▶ _Task to carry out_
The records below are to be quoted in full; please keep every word exact.

○ ○ ○ ○ ○

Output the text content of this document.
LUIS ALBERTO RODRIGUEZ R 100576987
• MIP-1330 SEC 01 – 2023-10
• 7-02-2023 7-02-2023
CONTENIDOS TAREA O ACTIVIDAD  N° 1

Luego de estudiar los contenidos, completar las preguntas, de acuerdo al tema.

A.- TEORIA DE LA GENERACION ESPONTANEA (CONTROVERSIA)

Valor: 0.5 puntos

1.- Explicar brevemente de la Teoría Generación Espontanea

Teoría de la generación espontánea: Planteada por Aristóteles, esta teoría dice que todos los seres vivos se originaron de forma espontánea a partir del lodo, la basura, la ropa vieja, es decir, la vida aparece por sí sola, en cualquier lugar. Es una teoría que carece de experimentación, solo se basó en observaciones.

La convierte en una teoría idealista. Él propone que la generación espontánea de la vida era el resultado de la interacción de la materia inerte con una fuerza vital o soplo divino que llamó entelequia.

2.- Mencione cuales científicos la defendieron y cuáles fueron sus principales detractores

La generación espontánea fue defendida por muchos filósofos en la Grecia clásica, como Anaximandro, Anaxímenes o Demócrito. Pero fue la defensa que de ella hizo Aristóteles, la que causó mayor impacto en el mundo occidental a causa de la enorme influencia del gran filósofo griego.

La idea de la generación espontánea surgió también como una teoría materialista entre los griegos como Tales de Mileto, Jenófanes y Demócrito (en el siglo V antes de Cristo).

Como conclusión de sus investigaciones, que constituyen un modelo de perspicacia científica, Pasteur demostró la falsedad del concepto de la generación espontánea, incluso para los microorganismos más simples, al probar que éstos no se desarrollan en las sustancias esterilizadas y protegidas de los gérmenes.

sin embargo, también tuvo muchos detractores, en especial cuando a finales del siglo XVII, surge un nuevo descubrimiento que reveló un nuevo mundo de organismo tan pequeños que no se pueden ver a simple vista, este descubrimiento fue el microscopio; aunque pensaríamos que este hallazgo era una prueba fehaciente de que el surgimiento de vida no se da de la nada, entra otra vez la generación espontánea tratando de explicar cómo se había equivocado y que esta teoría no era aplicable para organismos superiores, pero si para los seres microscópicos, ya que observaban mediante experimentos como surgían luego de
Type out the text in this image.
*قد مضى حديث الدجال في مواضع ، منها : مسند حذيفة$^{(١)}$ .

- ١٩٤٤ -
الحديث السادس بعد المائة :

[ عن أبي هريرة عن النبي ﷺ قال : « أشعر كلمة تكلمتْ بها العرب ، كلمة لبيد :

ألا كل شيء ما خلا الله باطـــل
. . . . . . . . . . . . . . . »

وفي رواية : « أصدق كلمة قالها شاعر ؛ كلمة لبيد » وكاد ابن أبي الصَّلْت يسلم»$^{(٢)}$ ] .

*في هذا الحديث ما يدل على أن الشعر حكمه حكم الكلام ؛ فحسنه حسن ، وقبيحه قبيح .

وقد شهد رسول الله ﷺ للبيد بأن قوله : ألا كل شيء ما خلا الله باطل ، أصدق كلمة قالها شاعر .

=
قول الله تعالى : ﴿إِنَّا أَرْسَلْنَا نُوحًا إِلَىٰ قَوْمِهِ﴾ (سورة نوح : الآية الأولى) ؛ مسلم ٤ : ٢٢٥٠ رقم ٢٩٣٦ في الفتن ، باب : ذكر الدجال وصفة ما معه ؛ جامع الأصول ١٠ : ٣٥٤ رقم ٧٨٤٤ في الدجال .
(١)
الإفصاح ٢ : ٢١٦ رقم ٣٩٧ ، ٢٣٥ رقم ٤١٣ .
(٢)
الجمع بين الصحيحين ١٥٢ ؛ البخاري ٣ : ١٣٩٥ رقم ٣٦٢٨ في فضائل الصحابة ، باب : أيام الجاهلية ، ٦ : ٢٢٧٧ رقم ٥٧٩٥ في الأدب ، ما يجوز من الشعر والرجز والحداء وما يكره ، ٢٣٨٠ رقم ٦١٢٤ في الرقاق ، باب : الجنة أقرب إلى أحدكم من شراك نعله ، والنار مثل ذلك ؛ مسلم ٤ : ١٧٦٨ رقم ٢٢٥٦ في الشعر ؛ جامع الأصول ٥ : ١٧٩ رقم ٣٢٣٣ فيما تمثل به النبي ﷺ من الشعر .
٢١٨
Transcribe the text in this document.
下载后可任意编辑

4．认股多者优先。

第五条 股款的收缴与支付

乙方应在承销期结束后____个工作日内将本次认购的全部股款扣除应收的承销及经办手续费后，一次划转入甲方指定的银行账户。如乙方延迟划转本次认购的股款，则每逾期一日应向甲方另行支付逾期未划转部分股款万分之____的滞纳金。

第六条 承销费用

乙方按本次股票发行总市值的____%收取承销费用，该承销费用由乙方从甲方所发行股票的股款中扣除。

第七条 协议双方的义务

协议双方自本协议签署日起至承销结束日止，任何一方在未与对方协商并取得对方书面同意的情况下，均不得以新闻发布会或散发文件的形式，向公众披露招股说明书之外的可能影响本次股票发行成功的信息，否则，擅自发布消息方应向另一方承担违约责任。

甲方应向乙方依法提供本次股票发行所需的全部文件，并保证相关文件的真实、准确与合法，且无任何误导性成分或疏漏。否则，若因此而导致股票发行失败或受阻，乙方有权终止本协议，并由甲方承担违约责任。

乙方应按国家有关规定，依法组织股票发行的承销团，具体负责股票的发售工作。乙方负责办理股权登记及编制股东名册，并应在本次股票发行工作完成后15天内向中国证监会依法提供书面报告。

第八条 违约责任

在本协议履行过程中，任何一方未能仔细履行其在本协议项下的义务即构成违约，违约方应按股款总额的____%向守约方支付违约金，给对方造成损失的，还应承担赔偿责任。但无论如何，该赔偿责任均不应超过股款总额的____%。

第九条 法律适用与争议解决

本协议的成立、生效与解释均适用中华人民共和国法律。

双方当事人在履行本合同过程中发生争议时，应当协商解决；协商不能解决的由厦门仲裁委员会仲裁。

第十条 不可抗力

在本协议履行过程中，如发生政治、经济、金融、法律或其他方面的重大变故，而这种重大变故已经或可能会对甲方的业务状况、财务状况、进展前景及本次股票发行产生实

○ ○ ○ ○ ○

▶ _Answer_
Output the text content of this document.
LUIS ALBERTO RODRIGUEZ R 100576987
• MIP-1330 SEC 01 – 2023-10
• 7-02-2023 7-02-2023
CONTENIDOS TAREA O ACTIVIDAD  N° 1

Luego de estudiar los contenidos, completar las preguntas, de acuerdo al tema.

A.- TEORIA DE LA GENERACION ESPONTANEA (CONTROVERSIA)

Valor: 0.5 puntos

1.- Explicar brevemente de la Teoría Generación Espontanea

Teoría de la generación espontánea: Planteada por Aristóteles, esta teoría dice que todos los seres vivos se originaron de forma espontánea a partir del lodo, la basura, la ropa vieja, es decir, la vida aparece por sí sola, en cualquier lugar. Es una teoría que carece de experimentación, solo se basó en observaciones.

La convierte en una teoría idealista. Él propone que la generación espontánea de la vida era el resultado de la interacción de la materia inerte con una fuerza vital o soplo divino que llamó entelequia.

2.- Mencione cuales científicos la defendieron y cuáles fueron sus principales detractores

La generación espontánea fue defendida por muchos filósofos en la Grecia clásica, como Anaximandro, Anaxímenes o Demócrito. Pero fue la defensa que de ella hizo Aristóteles, la que causó mayor impacto en el mundo occidental a causa de la enorme influencia del gran filósofo griego.

La idea de la generación espontánea surgió también como una teoría materialista entre los griegos como Tales de Mileto, Jenófanes y Demócrito (en el siglo V antes de Cristo).

Como conclusión de sus investigaciones, que constituyen un modelo de perspicacia científica, Pasteur demostró la falsedad del concepto de la generación espontánea, incluso para los microorganismos más simples, al probar que éstos no se desarrollan en las sustancias esterilizadas y protegidas de los gérmenes.

sin embargo, también tuvo muchos detractores, en especial cuando a finales del siglo XVII, surge un nuevo descubrimiento que reveló un nuevo mundo de organismo tan pequeños que no se pueden ver a simple vista, este descubrimiento fue el microscopio; aunque pensaríamos que este hallazgo era una prueba fehaciente de que el surgimiento de vida no se da de la nada, entra otra vez la generación espontánea tratando de explicar cómo se había equivocado y que esta teoría no era aplicable para organismos superiores, pero si para los seres microscópicos, ya que observaban mediante experimentos como surgían luego de
Type out the text in this image.
*قد مضى حديث الدجال في مواضع ، منها : مسند حذيفة$^{(١)}$ .

- ١٩٤٤ -
الحديث السادس بعد المائة :

[ عن أبي هريرة عن النبي ﷺ قال : « أشعر كلمة تكلمتْ بها العرب ، كلمة لبيد :

ألا كل شيء ما خلا الله باطـــل
. . . . . . . . . . . . . . . »

وفي رواية : « أصدق كلمة قالها شاعر ؛ كلمة لبيد » وكاد ابن أبي الصَّلْت يسلم»$^{(٢)}$ ] .

*في هذا الحديث ما يدل على أن الشعر حكمه حكم الكلام ؛ فحسنه حسن ، وقبيحه قبيح .

وقد شهد رسول الله ﷺ للبيد بأن قوله : ألا كل شيء ما خلا الله باطل ، أصدق كلمة قالها شاعر .

=
قول الله تعالى : ﴿إِنَّا أَرْسَلْنَا نُوحًا إِلَىٰ قَوْمِهِ﴾ (سورة نوح : الآية الأولى) ؛ مسلم ٤ : ٢٢٥٠ رقم ٢٩٣٦ في الفتن ، باب : ذكر الدجال وصفة ما معه ؛ جامع الأصول ١٠ : ٣٥٤ رقم ٧٨٤٤ في الدجال .
(١)
الإفصاح ٢ : ٢١٦ رقم ٣٩٧ ، ٢٣٥ رقم ٤١٣ .
(٢)
الجمع بين الصحيحين ١٥٢ ؛ البخاري ٣ : ١٣٩٥ رقم ٣٦٢٨ في فضائل الصحابة ، باب : أيام الجاهلية ، ٦ : ٢٢٧٧ رقم ٥٧٩٥ في الأدب ، ما يجوز من الشعر والرجز والحداء وما يكره ، ٢٣٨٠ رقم ٦١٢٤ في الرقاق ، باب : الجنة أقرب إلى أحدكم من شراك نعله ، والنار مثل ذلك ؛ مسلم ٤ : ١٧٦٨ رقم ٢٢٥٦ في الشعر ؛ جامع الأصول ٥ : ١٧٩ رقم ٣٢٣٣ فيما تمثل به النبي ﷺ من الشعر .
٢١٨
Transcribe the text in this document.
下载后可任意编辑

4．认股多者优先。

第五条 股款的收缴与支付

乙方应在承销期结束后____个工作日内将本次认购的全部股款扣除应收的承销及经办手续费后，一次划转入甲方指定的银行账户。如乙方延迟划转本次认购的股款，则每逾期一日应向甲方另行支付逾期未划转部分股款万分之____的滞纳金。

第六条 承销费用

乙方按本次股票发行总市值的____%收取承销费用，该承销费用由乙方从甲方所发行股票的股款中扣除。

第七条 协议双方的义务

协议双方自本协议签署日起至承销结束日止，任何一方在未与对方协商并取得对方书面同意的情况下，均不得以新闻发布会或散发文件的形式，向公众披露招股说明书之外的可能影响本次股票发行成功的信息，否则，擅自发布消息方应向另一方承担违约责任。

甲方应向乙方依法提供本次股票发行所需的全部文件，并保证相关文件的真实、准确与合法，且无任何误导性成分或疏漏。否则，若因此而导致股票发行失败或受阻，乙方有权终止本协议，并由甲方承担违约责任。

乙方应按国家有关规定，依法组织股票发行的承销团，具体负责股票的发售工作。乙方负责办理股权登记及编制股东名册，并应在本次股票发行工作完成后15天内向中国证监会依法提供书面报告。

第八条 违约责任

在本协议履行过程中，任何一方未能仔细履行其在本协议项下的义务即构成违约，违约方应按股款总额的____%向守约方支付违约金，给对方造成损失的，还应承担赔偿责任。但无论如何，该赔偿责任均不应超过股款总额的____%。

第九条 法律适用与争议解决

本协议的成立、生效与解释均适用中华人民共和国法律。

双方当事人在履行本合同过程中发生争议时，应当协商解决；协商不能解决的由厦门仲裁委员会仲裁。

第十条 不可抗力

在本协议履行过程中，如发生政治、经济、金融、法律或其他方面的重大变故，而这种重大变故已经或可能会对甲方的业务状况、财务状况、进展前景及本次股票发行产生实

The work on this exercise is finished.